**Aufgabenstellung**
Führe den Textauszug über christlich-islamischen Religionsunterricht im Teamteaching im selben Stil weiter, beginnend nach seinem letzten Satz.

**Textauszug**
/---
Wie Religionsunterricht Zusammenleben fördern kann
Jeden Tag treffen wir Menschen unterschiedlicher Kulturen, Anschauungen, Religionen. Ein Team um die Religionspädagog:innen Wolfgang Weirer und Mevlida Mešanović hat christliche und islamische Pädagog:innen gemeinsam unterrichten lassen; daraus entstanden 12 Thesen für interreligiöse Bildung. Die positive auch internationale Resonanz zeigt, wie wichtig dieses Projekt für die Schulen und unsere pluralistische Gesellschaft ist.
„Religiöse Vielfalt erfahren Schülerinnen und Schüler im Alltag bei vielen Gelegenheiten. Aber im Religionsunterricht werden sie getrennt, obwohl sie gerne mehr über andere Religionen wissen wollen und unsere Gesellschaft sich in einer Situation zunehmender Pluralität befindet“, beschreibt Wolfgang Weirer vom Institut für Katechetik und Religionspädagogik der Universität Graz den Ausgangspunkt für das vom Wissenschaftsfonds FWF geförderte Projekt „Christlich-Islamischer Religionsunterricht im Teamteaching“.
Graz ist dafür der ideale Boden, denn innerhalb der österreichischen Religionspädagogik sind dort katholische, evangelische und islamische Forschende auf universitärer Ebene stark vernetzt. „Mir ist wichtig zu betonen, dass wir mit interreligiöser Bildung den konfessionellen Religionsunterricht nicht abschaffen wollen. Sondern islamische und katholische Religionslehrer:innen sollen für einige Stunden gemeinsam unterrichten“, betont Weirer. Seit 2012 gibt es in der christlichen Religionspädagogik Überlegungen zu interreligiöser Bildung, und die Erwartungen auf dieser Metaebene sind groß. Auf der anderen Seite sind an vielen Schulen Bottom-up-Projekte entstanden. Dazwischen tat sich eine Lücke auf, die den Anlass für diesen Projektantrag gab.
Viel Zuspruch und Engagement
Die islamische Religionspädagogin Mevlida Mešanović beschreibt, wie im Projekt mit wissenschaftlicher Begleitung vorgegangen wurde: „An fünf Schulen haben fünf islamisch-katholische Teams aus Lehrenden interreligiösen Unterricht im Teamteaching konzipiert und unterrichtet. Es waren jeweils drei bis fünf Unterrichtsstunden, wobei die Vorbereitungszeit viel größer war. Mich hat fasziniert, wie groß der Zuspruch von allen Seiten gewesen ist, vor allem von den Schüler:innen.“
Das bestätigt Teamkollege Weirer: „Der erste Höhepunkt war die Tatsache, dass das Teamteaching überhaupt ins Laufen kam. Fast alle haben gesagt: Das ist wichtig und wir möchten das unterstützen.“ Denn für ihr Projekt benötigten die Forschenden die Bereitschaft von Lehrkräften, die bereit waren, sich auf den zusätzlichen Aufwand einzulassen. Weiters brauchte es die Zustimmung von Schulleitung, Bildungsdirektion und Religionsgemeinschaften, denen das Projektziel ausführlich erklärt werden musste. Als zusätzliche Herausforderung kam Corona, was den Zugang zu den Schulen eine Zeit lang nicht erlaubte.
\---
**Bereitgestellte Angaben**
/---
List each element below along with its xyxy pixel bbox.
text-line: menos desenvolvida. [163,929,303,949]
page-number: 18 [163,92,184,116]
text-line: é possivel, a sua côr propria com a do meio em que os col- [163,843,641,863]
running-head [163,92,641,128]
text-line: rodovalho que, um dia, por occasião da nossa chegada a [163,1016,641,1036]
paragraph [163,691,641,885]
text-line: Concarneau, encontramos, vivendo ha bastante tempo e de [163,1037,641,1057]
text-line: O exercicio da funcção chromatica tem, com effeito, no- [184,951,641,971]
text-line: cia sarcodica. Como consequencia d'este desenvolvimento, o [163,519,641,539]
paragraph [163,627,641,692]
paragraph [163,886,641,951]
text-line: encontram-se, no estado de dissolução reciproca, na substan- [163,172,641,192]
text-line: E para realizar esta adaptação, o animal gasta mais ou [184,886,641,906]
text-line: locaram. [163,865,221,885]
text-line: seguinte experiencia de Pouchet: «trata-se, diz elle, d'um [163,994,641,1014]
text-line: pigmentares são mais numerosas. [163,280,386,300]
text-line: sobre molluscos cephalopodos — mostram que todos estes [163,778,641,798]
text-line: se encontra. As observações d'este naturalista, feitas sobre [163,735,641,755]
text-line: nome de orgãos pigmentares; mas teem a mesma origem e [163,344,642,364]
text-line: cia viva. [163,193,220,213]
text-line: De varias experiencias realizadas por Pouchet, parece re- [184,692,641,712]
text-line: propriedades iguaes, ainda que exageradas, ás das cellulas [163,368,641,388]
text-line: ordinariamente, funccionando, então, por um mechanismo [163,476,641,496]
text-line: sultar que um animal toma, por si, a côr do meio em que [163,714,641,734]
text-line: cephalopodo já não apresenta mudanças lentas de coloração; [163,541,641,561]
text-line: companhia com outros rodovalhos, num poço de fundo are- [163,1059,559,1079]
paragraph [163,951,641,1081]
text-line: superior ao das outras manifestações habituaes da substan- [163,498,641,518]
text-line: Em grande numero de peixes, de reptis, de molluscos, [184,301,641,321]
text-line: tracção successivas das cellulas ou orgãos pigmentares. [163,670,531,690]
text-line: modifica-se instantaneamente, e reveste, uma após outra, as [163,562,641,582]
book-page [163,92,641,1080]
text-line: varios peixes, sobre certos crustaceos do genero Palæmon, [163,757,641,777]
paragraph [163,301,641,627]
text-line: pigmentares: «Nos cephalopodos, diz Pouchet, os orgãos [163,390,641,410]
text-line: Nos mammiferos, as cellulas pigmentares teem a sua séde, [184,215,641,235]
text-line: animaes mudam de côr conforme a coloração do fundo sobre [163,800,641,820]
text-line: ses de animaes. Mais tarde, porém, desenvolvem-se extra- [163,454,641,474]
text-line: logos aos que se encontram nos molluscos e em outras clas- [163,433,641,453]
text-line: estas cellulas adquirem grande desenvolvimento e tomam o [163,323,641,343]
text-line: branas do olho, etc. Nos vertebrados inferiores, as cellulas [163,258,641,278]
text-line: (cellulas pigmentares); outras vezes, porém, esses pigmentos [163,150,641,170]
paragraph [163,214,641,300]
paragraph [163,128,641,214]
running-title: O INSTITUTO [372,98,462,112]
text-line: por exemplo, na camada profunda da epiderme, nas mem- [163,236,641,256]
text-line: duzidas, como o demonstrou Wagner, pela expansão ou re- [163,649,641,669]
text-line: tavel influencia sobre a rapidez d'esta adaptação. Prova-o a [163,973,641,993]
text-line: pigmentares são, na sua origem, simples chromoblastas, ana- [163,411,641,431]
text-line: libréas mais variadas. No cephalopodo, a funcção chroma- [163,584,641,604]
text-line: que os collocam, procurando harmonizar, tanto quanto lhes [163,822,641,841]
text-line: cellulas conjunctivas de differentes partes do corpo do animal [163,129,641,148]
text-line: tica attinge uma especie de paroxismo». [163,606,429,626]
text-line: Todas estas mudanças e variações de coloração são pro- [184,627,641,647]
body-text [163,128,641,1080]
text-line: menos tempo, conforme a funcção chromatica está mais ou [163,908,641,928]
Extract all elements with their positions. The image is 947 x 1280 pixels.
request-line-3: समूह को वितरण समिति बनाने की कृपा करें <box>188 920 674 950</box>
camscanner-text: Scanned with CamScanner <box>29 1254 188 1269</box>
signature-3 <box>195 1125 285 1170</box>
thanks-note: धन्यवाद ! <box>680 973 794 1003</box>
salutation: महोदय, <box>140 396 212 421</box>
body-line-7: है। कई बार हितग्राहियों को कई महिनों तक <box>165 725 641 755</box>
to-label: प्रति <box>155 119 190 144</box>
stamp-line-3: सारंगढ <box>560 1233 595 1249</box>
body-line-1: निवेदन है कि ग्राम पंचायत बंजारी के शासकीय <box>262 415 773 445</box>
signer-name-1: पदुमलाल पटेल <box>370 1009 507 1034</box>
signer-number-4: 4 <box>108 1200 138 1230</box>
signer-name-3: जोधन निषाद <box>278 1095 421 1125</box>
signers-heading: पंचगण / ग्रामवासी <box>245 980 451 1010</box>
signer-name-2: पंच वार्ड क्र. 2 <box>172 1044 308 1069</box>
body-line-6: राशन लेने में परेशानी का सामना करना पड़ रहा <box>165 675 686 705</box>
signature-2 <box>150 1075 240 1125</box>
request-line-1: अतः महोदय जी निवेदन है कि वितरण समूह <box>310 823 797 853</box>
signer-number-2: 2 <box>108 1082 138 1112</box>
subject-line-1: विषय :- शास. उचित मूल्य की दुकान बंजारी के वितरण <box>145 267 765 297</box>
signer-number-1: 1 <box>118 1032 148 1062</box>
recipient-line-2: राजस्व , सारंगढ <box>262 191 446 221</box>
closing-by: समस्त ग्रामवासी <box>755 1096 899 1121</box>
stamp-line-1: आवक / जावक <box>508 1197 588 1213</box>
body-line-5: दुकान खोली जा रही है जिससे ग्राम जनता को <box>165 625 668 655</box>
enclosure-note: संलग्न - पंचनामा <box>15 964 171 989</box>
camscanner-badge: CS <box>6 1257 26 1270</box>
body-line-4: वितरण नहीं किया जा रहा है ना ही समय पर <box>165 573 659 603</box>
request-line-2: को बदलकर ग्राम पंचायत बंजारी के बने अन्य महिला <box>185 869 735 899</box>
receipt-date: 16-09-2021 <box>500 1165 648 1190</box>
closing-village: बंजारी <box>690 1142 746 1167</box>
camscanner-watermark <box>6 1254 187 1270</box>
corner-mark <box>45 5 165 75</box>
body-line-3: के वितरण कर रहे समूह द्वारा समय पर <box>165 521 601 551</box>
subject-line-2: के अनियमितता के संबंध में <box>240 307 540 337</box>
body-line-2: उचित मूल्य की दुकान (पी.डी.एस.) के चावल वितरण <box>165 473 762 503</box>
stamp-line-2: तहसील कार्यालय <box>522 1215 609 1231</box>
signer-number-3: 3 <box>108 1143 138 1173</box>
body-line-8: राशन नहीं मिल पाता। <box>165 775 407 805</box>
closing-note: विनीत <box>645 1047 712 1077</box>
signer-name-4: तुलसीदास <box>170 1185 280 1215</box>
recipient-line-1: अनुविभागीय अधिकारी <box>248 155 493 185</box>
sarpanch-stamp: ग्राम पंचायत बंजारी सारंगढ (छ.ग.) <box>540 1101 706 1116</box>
\---
**Lösung der Aufgabe**
Das hätten wir gern öfter
Die Rückmeldungen der Schüler:innen zum interreligiösen Unterricht waren zu 100 Prozent positiv: vom Spaßfaktor über das Kennenlernen der eigenen und der anderen Religion bis zum Nachdenken über Werte und dem Erkennen, dass es viel Gemeinsames gibt. "Das hätten wir gern öfter", war der Tenor.
Der Fokus des Forschungsteams lag auf den Lehrpersonen: Wie geht es ihnen im Unterricht, welche Bedingungen sind förderlich und welche nicht. Für die Auswertung der umfangreichen Beobachtungen und Daten nahm man sich viel Zeit und achtete auf unterschiedliche Blickwinkel, denn die Majoritäts- und Minderheitenperspektive spielt eine Rolle, ist doch die katholische Religion in den meisten Schulen die dominierende. So unterrichten katholische Lehrkräfte an einer Schule im Rahmen des Stundenplans, während islamische Lehrkräfte auf bis zu 15 Schulen verteilt 30 Wochenstunden extra nachmittags unterrichten müssen.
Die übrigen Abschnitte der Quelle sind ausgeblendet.